- INSTRUCTIONS TO FOLLOW
Go through the lines below and copy each one that holds the string "chopped".

**** MATERIAL FOR THIS TASK

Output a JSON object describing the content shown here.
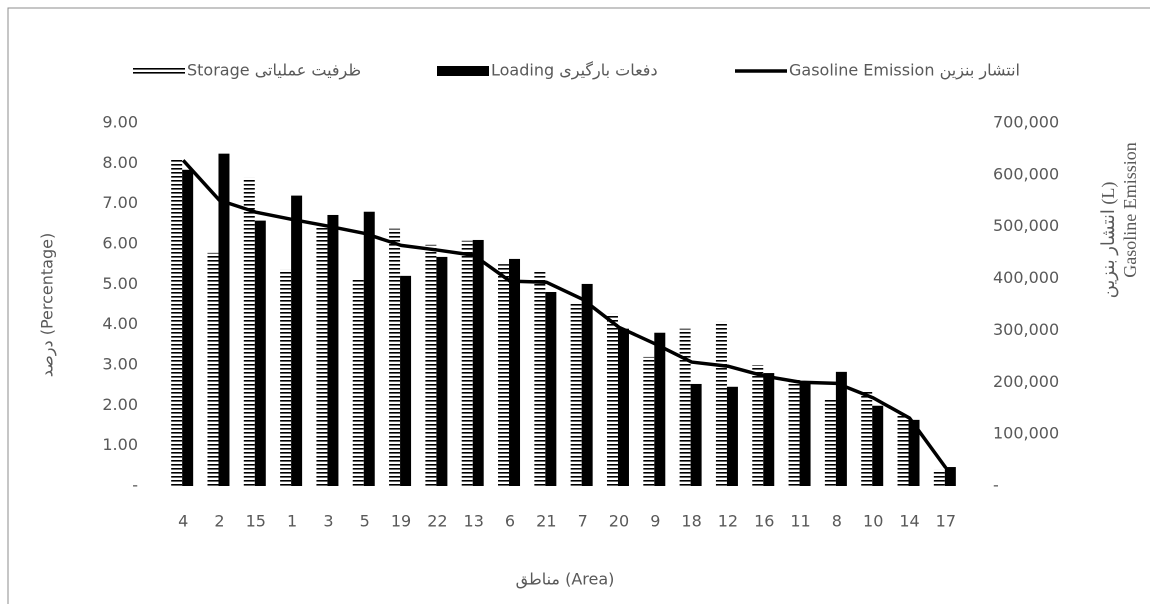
{
  "chart_data": {
    "type": "bar-line",
    "xlabel": "مناطق (Area)",
    "ylabel": "درصد (Percentage)",
    "y2label_lines": [
      "انتشار بنزین (L)",
      "Gasoline Emission"
    ],
    "categories": [
      "4",
      "2",
      "15",
      "1",
      "3",
      "5",
      "19",
      "22",
      "13",
      "6",
      "21",
      "7",
      "20",
      "9",
      "18",
      "12",
      "16",
      "11",
      "8",
      "10",
      "14",
      "17"
    ],
    "series": [
      {
        "name": "ظرفیت عملیاتی Storage",
        "kind": "hatched-bar",
        "color": "#000000",
        "values": [
          8.1,
          5.78,
          7.64,
          5.36,
          6.4,
          5.14,
          6.38,
          5.98,
          6.08,
          5.5,
          5.31,
          4.54,
          4.27,
          3.2,
          3.9,
          4.07,
          3.0,
          2.63,
          2.18,
          2.38,
          1.76,
          0.4
        ]
      },
      {
        "name": "دفعات بارگیری Loading",
        "kind": "bar",
        "color": "#000000",
        "values": [
          7.84,
          8.24,
          6.58,
          7.2,
          6.72,
          6.8,
          5.21,
          5.68,
          6.1,
          5.63,
          4.81,
          5.01,
          3.9,
          3.8,
          2.53,
          2.46,
          2.8,
          2.6,
          2.83,
          1.99,
          1.64,
          0.47
        ]
      },
      {
        "name": "انتشار بنزین Gasoline Emission",
        "kind": "line",
        "color": "#000000",
        "axis": "y2",
        "values": [
          628000,
          551000,
          528000,
          514000,
          501000,
          487000,
          464000,
          455000,
          445000,
          395000,
          393000,
          360000,
          306000,
          274000,
          239000,
          231000,
          212000,
          200000,
          198000,
          170000,
          131000,
          35000
        ]
      }
    ],
    "ylim": [
      0,
      9
    ],
    "yticks": [
      {
        "value": 0,
        "label": "-"
      },
      {
        "value": 1,
        "label": "1.00"
      },
      {
        "value": 2,
        "label": "2.00"
      },
      {
        "value": 3,
        "label": "3.00"
      },
      {
        "value": 4,
        "label": "4.00"
      },
      {
        "value": 5,
        "label": "5.00"
      },
      {
        "value": 6,
        "label": "6.00"
      },
      {
        "value": 7,
        "label": "7.00"
      },
      {
        "value": 8,
        "label": "8.00"
      },
      {
        "value": 9,
        "label": "9.00"
      }
    ],
    "y2lim": [
      0,
      700000
    ],
    "y2ticks": [
      {
        "value": 0,
        "label": "-"
      },
      {
        "value": 100000,
        "label": "100,000"
      },
      {
        "value": 200000,
        "label": "200,000"
      },
      {
        "value": 300000,
        "label": "300,000"
      },
      {
        "value": 400000,
        "label": "400,000"
      },
      {
        "value": 500000,
        "label": "500,000"
      },
      {
        "value": 600000,
        "label": "600,000"
      },
      {
        "value": 700000,
        "label": "700,000"
      }
    ],
    "grid": false,
    "legend": "top"
  }
}
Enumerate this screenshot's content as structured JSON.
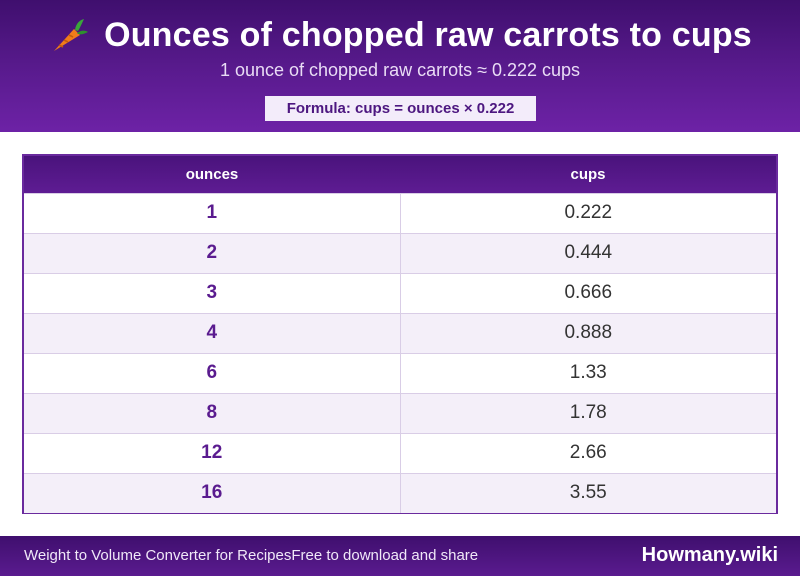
{
  "header": {
    "title": "Ounces of chopped raw carrots to cups",
    "icon": "carrot-icon",
    "subtitle": "1 ounce of chopped raw carrots ≈ 0.222 cups",
    "formula": "Formula: cups = ounces × 0.222"
  },
  "table": {
    "columns": [
      "ounces",
      "cups"
    ],
    "rows": [
      [
        "1",
        "0.222"
      ],
      [
        "2",
        "0.444"
      ],
      [
        "3",
        "0.666"
      ],
      [
        "4",
        "0.888"
      ],
      [
        "6",
        "1.33"
      ],
      [
        "8",
        "1.78"
      ],
      [
        "12",
        "2.66"
      ],
      [
        "16",
        "3.55"
      ]
    ]
  },
  "footer": {
    "left_text": "Weight to Volume Converter for RecipesFree to download and share",
    "brand": "Howmany.wiki"
  },
  "colors": {
    "primary": "#5a1b8f",
    "alt_row": "#f4eff9",
    "carrot": "#f07c1a",
    "carrot_leaf": "#3aa63a"
  }
}
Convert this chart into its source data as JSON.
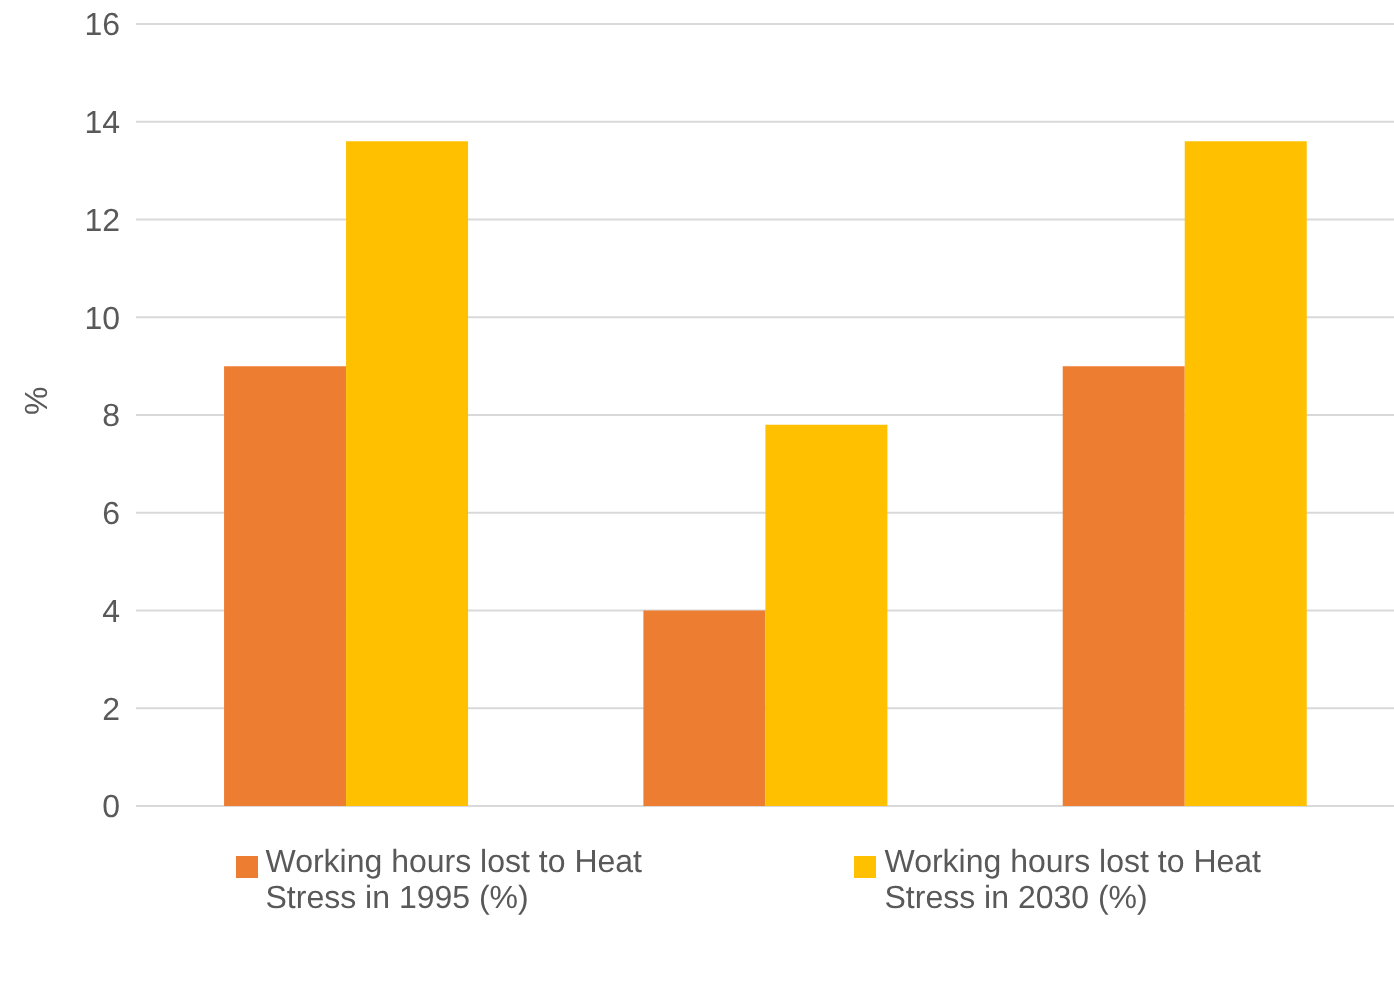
{
  "chart_data": {
    "type": "bar",
    "ylabel": "%",
    "categories": [
      null,
      null,
      null
    ],
    "series": [
      {
        "name": "Working hours lost to Heat Stress in 1995 (%)",
        "color": "#ed7d31",
        "values": [
          9,
          4,
          9
        ]
      },
      {
        "name": "Working hours lost to Heat Stress in 2030 (%)",
        "color": "#ffc000",
        "values": [
          13.6,
          7.8,
          13.6
        ]
      }
    ],
    "ylim": [
      0,
      16
    ],
    "yticks": [
      0,
      2,
      4,
      6,
      8,
      10,
      12,
      14,
      16
    ],
    "grid": "y",
    "legend": "bottom"
  }
}
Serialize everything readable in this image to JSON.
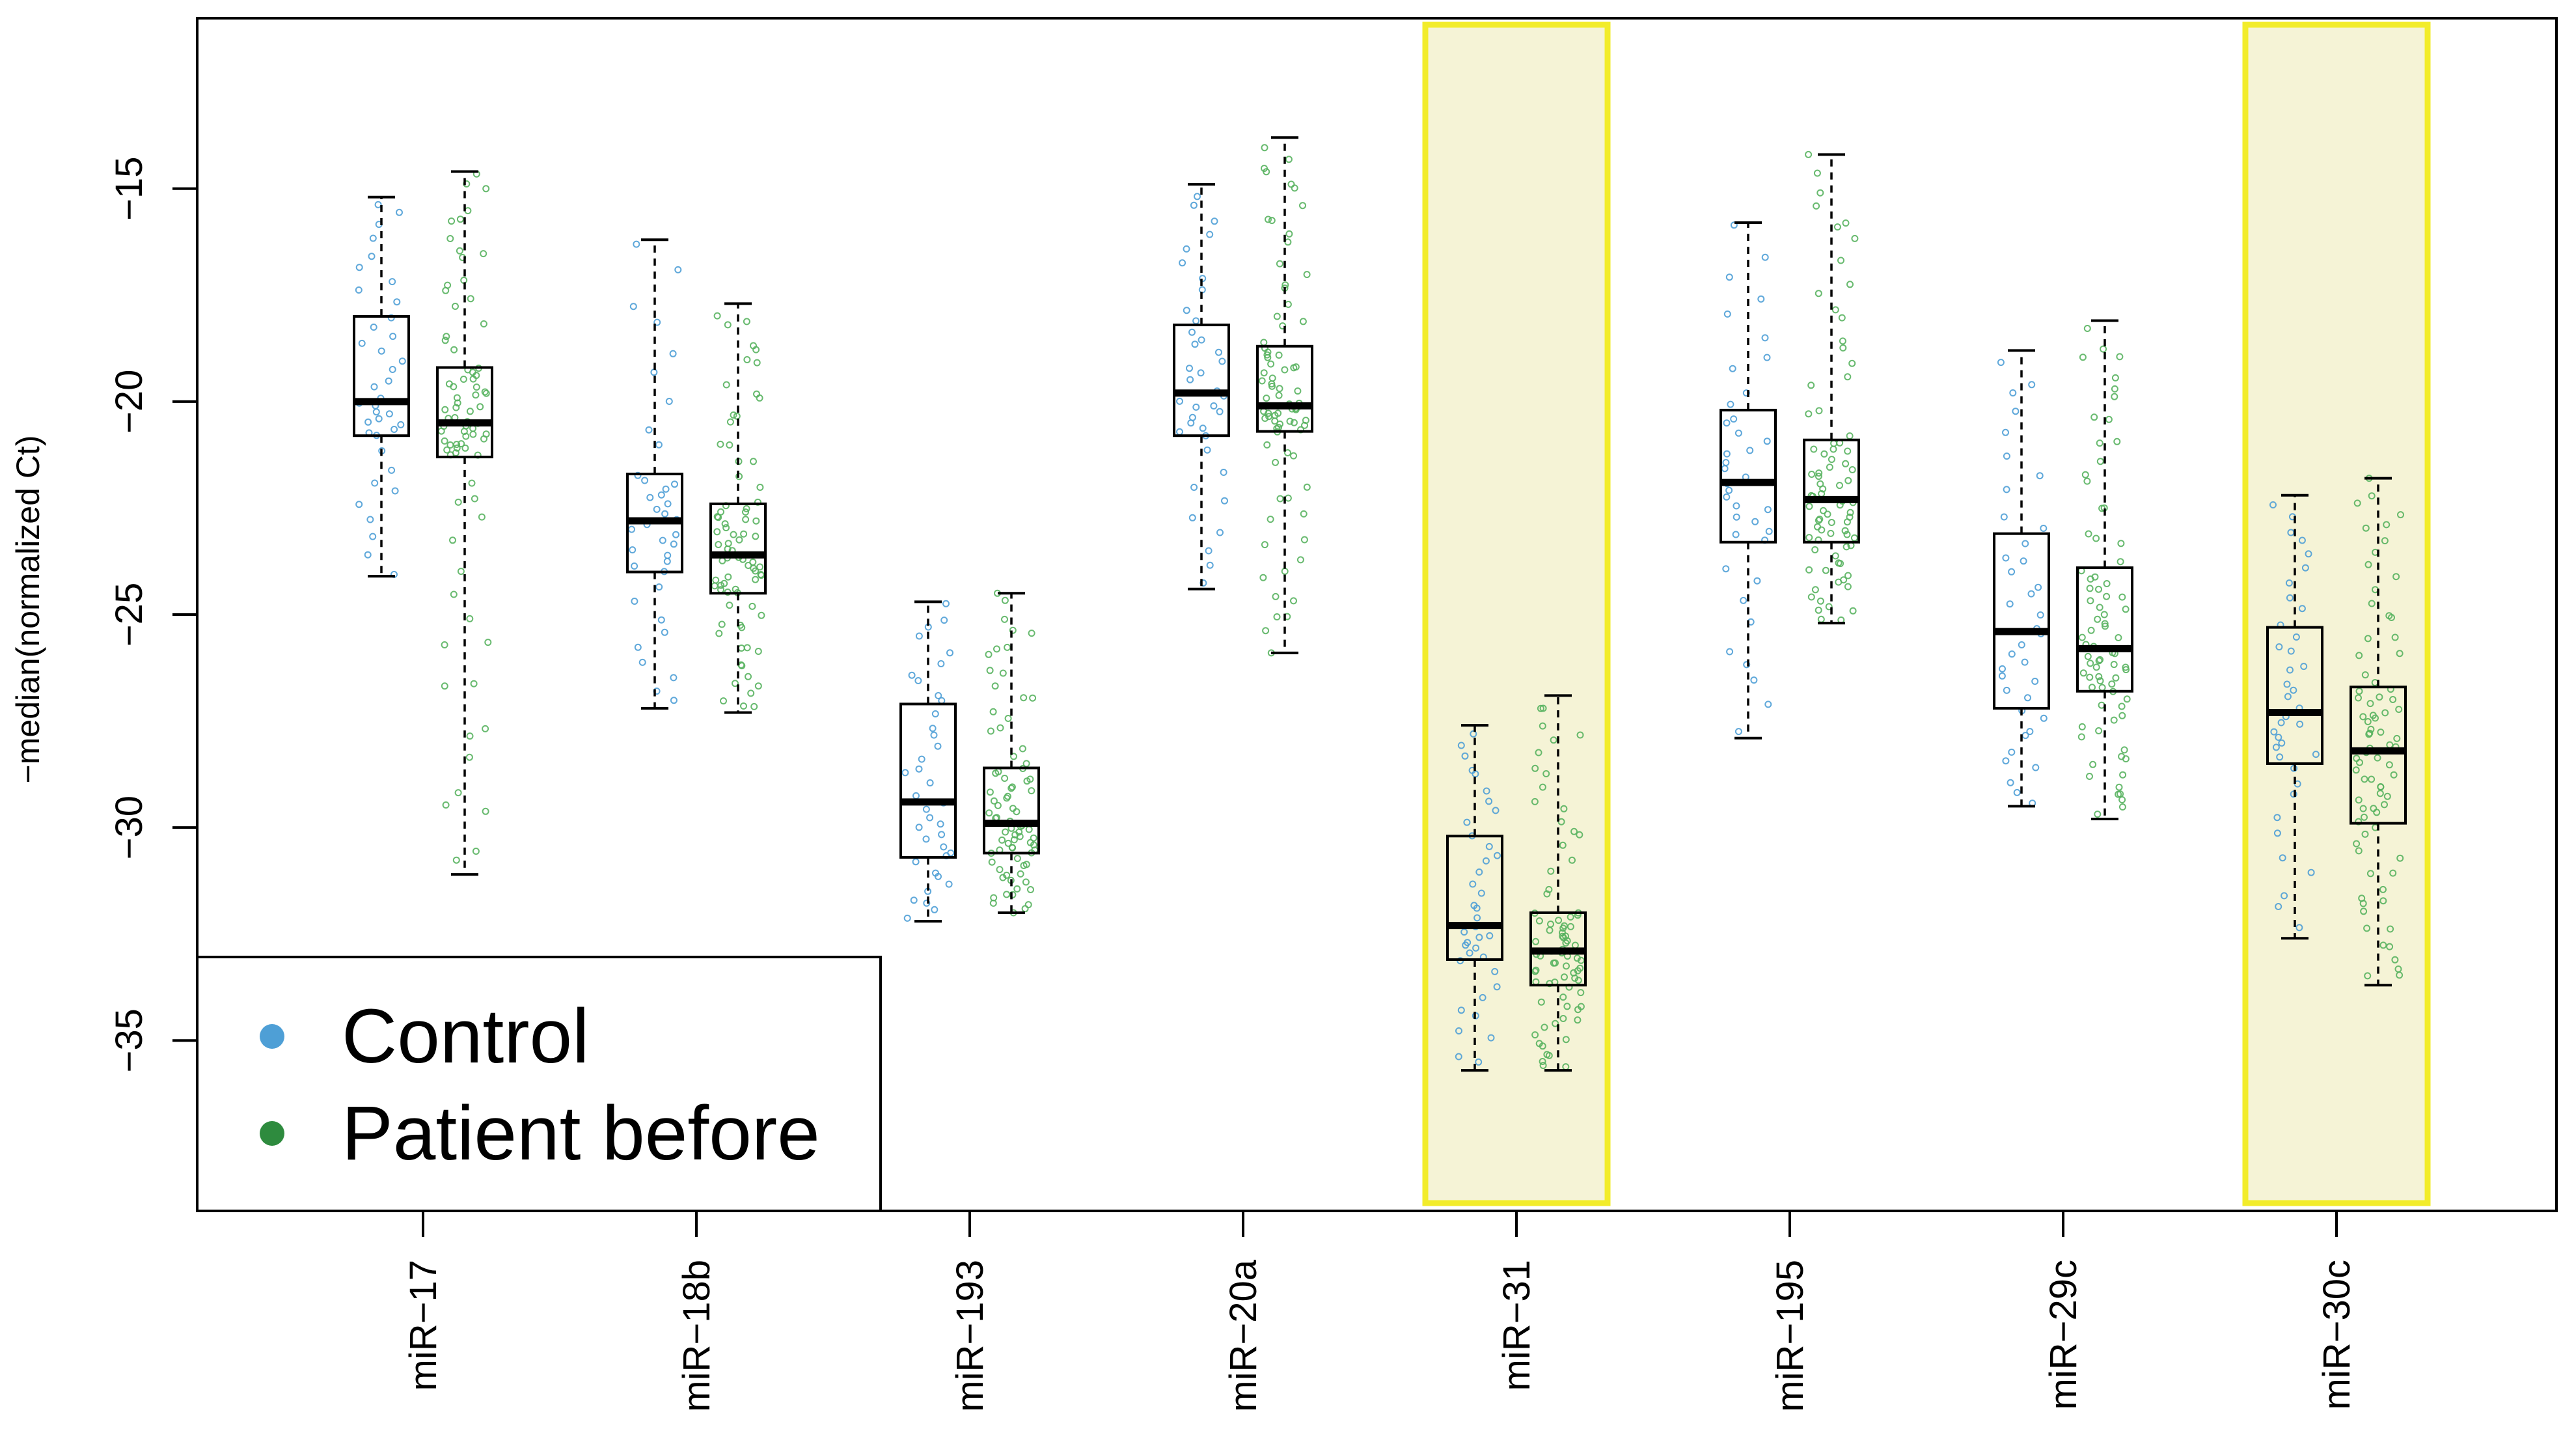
{
  "chart_data": {
    "type": "boxplot",
    "title": "",
    "xlabel": "",
    "ylabel": "−median(normalized Ct)",
    "ylim": [
      -39.0,
      -11.0
    ],
    "yticks": [
      -15,
      -20,
      -25,
      -30,
      -35
    ],
    "ytick_labels": [
      "−15",
      "−20",
      "−25",
      "−30",
      "−35"
    ],
    "categories": [
      "miR−17",
      "miR−18b",
      "miR−193",
      "miR−20a",
      "miR−31",
      "miR−195",
      "miR−29c",
      "miR−30c"
    ],
    "highlighted_categories": [
      "miR−31",
      "miR−30c"
    ],
    "highlight_colors": {
      "fill": "#f5f3d6",
      "border": "#f2ec2a"
    },
    "series": [
      {
        "name": "Control",
        "color": "#4e9fd6",
        "point_counts": [
          38,
          38,
          38,
          38,
          38,
          38,
          38,
          38
        ],
        "boxes": [
          {
            "whisker_low": -24.1,
            "q1": -20.8,
            "median": -20.0,
            "q3": -18.0,
            "whisker_high": -15.2
          },
          {
            "whisker_low": -27.2,
            "q1": -24.0,
            "median": -22.8,
            "q3": -21.7,
            "whisker_high": -16.2
          },
          {
            "whisker_low": -32.2,
            "q1": -30.7,
            "median": -29.4,
            "q3": -27.1,
            "whisker_high": -24.7
          },
          {
            "whisker_low": -24.4,
            "q1": -20.8,
            "median": -19.8,
            "q3": -18.2,
            "whisker_high": -14.9
          },
          {
            "whisker_low": -35.7,
            "q1": -33.1,
            "median": -32.3,
            "q3": -30.2,
            "whisker_high": -27.6
          },
          {
            "whisker_low": -27.9,
            "q1": -23.3,
            "median": -21.9,
            "q3": -20.2,
            "whisker_high": -15.8
          },
          {
            "whisker_low": -29.5,
            "q1": -27.2,
            "median": -25.4,
            "q3": -23.1,
            "whisker_high": -18.8
          },
          {
            "whisker_low": -32.6,
            "q1": -28.5,
            "median": -27.3,
            "q3": -25.3,
            "whisker_high": -22.2
          }
        ]
      },
      {
        "name": "Patient before",
        "color": "#58b35f",
        "point_counts": [
          80,
          80,
          80,
          80,
          80,
          80,
          80,
          80
        ],
        "boxes": [
          {
            "whisker_low": -31.1,
            "q1": -21.3,
            "median": -20.5,
            "q3": -19.2,
            "whisker_high": -14.6
          },
          {
            "whisker_low": -27.3,
            "q1": -24.5,
            "median": -23.6,
            "q3": -22.4,
            "whisker_high": -17.7
          },
          {
            "whisker_low": -32.0,
            "q1": -30.6,
            "median": -29.9,
            "q3": -28.6,
            "whisker_high": -24.5
          },
          {
            "whisker_low": -25.9,
            "q1": -20.7,
            "median": -20.1,
            "q3": -18.7,
            "whisker_high": -13.8
          },
          {
            "whisker_low": -35.7,
            "q1": -33.7,
            "median": -32.9,
            "q3": -32.0,
            "whisker_high": -26.9
          },
          {
            "whisker_low": -25.2,
            "q1": -23.3,
            "median": -22.3,
            "q3": -20.9,
            "whisker_high": -14.2
          },
          {
            "whisker_low": -29.8,
            "q1": -26.8,
            "median": -25.8,
            "q3": -23.9,
            "whisker_high": -18.1
          },
          {
            "whisker_low": -33.7,
            "q1": -29.9,
            "median": -28.2,
            "q3": -26.7,
            "whisker_high": -21.8
          }
        ]
      }
    ],
    "legend": {
      "position": "bottom-left",
      "entries": [
        {
          "label": "Control",
          "color": "#4e9fd6"
        },
        {
          "label": "Patient before",
          "color": "#2e8b3e"
        }
      ]
    }
  }
}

********

- OUTPUT BELOW
    "title": "Ounces of chopped raw carrots to cups",
    "subtitle": "1 ounce of chopped raw carrots ≈ 0.222 cups",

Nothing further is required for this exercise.